━━ Listed entries ━━
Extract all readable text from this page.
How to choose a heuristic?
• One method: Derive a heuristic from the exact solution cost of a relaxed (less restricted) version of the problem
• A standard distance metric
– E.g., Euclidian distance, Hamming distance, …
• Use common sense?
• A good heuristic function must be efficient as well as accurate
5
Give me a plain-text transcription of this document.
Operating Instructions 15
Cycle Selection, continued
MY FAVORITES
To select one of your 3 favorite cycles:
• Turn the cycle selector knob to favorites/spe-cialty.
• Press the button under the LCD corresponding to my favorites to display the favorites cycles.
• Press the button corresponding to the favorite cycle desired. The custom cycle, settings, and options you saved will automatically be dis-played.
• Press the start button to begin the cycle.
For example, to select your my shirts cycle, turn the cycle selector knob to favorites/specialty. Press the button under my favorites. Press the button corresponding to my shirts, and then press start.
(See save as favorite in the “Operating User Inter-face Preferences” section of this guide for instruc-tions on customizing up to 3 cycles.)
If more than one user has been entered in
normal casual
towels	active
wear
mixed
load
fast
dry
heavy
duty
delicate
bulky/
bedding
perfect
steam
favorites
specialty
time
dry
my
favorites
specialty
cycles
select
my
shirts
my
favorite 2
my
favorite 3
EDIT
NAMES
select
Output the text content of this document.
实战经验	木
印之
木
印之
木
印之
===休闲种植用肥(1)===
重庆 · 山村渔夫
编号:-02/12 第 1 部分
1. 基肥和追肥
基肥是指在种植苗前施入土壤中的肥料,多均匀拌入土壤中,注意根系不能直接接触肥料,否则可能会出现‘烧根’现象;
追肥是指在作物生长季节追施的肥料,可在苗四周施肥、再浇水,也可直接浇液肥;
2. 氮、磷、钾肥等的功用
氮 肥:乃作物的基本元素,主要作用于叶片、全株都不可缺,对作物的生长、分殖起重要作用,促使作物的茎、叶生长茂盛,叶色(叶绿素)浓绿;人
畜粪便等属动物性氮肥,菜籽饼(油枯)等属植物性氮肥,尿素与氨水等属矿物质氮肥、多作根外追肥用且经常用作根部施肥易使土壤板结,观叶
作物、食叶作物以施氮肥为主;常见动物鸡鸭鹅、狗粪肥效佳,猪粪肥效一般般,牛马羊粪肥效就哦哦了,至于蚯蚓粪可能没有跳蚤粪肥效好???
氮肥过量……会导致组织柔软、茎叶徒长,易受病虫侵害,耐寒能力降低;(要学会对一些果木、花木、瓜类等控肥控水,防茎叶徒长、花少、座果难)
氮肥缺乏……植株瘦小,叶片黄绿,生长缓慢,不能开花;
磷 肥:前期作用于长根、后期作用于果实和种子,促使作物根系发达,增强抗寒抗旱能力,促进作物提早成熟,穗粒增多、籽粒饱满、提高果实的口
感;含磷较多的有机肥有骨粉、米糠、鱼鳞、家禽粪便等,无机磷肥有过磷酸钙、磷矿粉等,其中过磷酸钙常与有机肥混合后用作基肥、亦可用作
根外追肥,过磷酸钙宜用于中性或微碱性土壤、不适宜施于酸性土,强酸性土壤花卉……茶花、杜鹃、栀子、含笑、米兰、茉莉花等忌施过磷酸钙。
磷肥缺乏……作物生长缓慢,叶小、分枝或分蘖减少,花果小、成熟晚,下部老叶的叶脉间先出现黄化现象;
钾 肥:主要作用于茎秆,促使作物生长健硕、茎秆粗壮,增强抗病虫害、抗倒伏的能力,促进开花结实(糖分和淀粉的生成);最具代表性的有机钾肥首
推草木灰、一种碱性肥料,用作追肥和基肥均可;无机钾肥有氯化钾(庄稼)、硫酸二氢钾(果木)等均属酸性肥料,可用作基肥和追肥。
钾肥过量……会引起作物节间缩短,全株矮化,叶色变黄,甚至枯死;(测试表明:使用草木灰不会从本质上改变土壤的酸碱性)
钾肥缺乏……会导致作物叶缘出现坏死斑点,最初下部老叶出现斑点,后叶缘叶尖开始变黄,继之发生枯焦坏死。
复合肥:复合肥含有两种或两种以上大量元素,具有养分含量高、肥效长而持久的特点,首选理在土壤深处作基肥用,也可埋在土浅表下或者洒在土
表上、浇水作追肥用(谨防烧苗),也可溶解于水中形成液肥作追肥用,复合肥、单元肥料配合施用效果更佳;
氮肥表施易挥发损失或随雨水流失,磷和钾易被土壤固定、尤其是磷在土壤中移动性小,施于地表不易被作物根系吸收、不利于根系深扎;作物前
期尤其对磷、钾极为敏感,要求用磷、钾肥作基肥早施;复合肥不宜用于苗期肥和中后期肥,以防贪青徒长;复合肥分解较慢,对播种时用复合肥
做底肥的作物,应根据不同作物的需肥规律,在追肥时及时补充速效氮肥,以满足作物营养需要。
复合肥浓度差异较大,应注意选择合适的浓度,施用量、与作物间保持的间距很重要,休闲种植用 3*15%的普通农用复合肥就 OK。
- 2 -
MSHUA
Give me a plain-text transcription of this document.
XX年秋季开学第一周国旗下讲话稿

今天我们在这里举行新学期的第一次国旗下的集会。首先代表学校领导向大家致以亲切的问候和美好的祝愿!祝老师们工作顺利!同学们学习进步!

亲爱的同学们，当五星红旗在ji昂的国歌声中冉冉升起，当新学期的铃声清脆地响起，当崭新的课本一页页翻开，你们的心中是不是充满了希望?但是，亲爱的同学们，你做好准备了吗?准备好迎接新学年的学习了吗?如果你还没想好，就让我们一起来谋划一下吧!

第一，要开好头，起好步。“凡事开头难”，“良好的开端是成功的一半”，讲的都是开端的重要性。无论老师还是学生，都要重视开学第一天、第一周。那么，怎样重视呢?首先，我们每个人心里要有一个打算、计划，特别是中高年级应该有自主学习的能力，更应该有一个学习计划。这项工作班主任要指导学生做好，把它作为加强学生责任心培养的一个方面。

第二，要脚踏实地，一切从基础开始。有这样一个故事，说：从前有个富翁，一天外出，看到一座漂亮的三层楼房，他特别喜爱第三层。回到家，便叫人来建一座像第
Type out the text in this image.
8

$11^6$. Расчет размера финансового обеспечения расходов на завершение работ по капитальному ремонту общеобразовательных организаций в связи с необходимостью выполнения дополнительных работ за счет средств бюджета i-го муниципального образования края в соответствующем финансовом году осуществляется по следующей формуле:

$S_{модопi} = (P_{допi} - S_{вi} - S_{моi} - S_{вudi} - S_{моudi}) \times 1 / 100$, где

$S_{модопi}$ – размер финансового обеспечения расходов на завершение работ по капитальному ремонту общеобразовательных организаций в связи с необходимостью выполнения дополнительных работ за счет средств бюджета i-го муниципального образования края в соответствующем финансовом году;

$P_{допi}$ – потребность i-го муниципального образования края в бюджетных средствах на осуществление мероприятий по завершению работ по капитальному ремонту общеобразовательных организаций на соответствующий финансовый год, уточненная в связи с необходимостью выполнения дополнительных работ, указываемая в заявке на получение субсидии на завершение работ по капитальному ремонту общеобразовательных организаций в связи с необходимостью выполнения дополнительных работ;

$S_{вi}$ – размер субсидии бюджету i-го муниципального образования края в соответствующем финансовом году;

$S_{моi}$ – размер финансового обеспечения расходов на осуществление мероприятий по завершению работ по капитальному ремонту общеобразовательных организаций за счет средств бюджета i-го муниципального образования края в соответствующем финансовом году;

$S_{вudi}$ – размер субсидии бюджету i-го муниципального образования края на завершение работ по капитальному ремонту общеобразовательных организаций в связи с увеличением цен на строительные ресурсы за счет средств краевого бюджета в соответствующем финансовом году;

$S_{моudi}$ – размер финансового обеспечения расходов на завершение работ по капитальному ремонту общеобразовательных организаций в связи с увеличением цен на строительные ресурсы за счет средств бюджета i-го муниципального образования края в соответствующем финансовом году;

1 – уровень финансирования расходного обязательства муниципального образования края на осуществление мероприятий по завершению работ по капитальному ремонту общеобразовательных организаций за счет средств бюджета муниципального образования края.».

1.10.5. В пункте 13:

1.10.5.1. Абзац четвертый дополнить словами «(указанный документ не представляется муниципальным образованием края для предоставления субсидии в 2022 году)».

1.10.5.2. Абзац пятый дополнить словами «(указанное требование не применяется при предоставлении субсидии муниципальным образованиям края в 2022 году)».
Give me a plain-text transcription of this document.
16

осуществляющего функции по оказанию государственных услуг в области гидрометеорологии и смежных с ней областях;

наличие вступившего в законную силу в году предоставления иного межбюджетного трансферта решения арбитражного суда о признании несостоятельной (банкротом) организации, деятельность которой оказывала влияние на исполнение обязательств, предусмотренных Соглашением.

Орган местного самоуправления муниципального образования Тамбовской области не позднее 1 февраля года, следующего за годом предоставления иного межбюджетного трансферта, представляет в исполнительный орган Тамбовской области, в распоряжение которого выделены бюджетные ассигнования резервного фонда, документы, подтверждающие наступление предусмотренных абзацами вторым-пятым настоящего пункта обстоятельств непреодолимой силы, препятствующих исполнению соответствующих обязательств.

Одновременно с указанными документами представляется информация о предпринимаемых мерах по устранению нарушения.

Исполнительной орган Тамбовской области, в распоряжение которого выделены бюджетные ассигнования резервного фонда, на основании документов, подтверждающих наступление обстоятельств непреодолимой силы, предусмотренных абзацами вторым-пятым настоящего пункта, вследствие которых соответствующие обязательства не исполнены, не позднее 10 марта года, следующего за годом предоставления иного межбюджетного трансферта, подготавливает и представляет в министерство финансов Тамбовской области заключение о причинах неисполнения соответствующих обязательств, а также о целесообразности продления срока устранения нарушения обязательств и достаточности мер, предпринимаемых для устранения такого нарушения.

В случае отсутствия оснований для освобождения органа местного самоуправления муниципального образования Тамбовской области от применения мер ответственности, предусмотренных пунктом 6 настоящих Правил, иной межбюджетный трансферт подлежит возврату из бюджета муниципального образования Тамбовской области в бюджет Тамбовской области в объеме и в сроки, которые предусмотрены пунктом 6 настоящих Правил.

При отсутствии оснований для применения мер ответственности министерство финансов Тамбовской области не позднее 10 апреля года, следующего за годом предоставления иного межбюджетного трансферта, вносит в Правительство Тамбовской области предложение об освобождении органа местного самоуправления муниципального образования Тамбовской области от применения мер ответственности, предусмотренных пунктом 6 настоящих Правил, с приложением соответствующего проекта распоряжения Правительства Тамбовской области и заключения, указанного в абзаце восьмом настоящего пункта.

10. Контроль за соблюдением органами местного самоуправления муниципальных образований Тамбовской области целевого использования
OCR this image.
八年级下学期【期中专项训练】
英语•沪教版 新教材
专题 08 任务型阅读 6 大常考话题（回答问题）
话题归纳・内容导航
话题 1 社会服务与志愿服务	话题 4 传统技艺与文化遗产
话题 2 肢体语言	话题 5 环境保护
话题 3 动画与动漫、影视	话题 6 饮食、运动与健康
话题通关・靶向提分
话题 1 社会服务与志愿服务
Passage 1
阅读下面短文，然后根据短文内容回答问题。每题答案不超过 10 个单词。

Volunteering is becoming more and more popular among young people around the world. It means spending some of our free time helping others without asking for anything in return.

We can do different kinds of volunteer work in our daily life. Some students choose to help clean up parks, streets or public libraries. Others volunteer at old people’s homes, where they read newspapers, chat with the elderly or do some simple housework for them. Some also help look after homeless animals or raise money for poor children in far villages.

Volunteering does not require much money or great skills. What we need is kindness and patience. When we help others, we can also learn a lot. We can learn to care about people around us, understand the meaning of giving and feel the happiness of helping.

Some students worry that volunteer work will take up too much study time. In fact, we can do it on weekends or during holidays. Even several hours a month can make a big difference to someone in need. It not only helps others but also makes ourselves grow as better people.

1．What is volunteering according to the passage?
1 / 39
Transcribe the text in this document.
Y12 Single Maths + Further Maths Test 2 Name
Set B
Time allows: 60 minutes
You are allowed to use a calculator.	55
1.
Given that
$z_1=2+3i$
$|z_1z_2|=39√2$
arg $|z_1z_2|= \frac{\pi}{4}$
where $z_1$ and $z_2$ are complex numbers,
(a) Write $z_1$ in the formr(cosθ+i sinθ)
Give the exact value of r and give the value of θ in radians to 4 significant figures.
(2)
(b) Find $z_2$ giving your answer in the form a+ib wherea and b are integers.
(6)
━━━
• **Problem to solve**
Gather all lines from the listing above in which "соответствующих" occurs.

• **Exercise solution**
Орган местного самоуправления муниципального образования Тамбовской области не позднее 1 февраля года, следующего за годом предоставления иного межбюджетного трансферта, представляет в исполнительный орган Тамбовской области, в распоряжение которого выделены бюджетные ассигнования резервного фонда, документы, подтверждающие наступление предусмотренных абзацами вторым-пятым настоящего пункта обстоятельств непреодолимой силы, препятствующих исполнению соответствующих обязательств.
Исполнительной орган Тамбовской области, в распоряжение которого выделены бюджетные ассигнования резервного фонда, на основании документов, подтверждающих наступление обстоятельств непреодолимой силы, предусмотренных абзацами вторым-пятым настоящего пункта, вследствие которых соответствующие обязательства не исполнены, не позднее 10 марта года, следующего за годом предоставления иного межбюджетного трансферта, подготавливает и представляет в министерство финансов Тамбовской области заключение о причинах неисполнения соответствующих обязательств, а также о целесообразности продления срока устранения нарушения обязательств и достаточности мер, предпринимаемых для устранения такого нарушения.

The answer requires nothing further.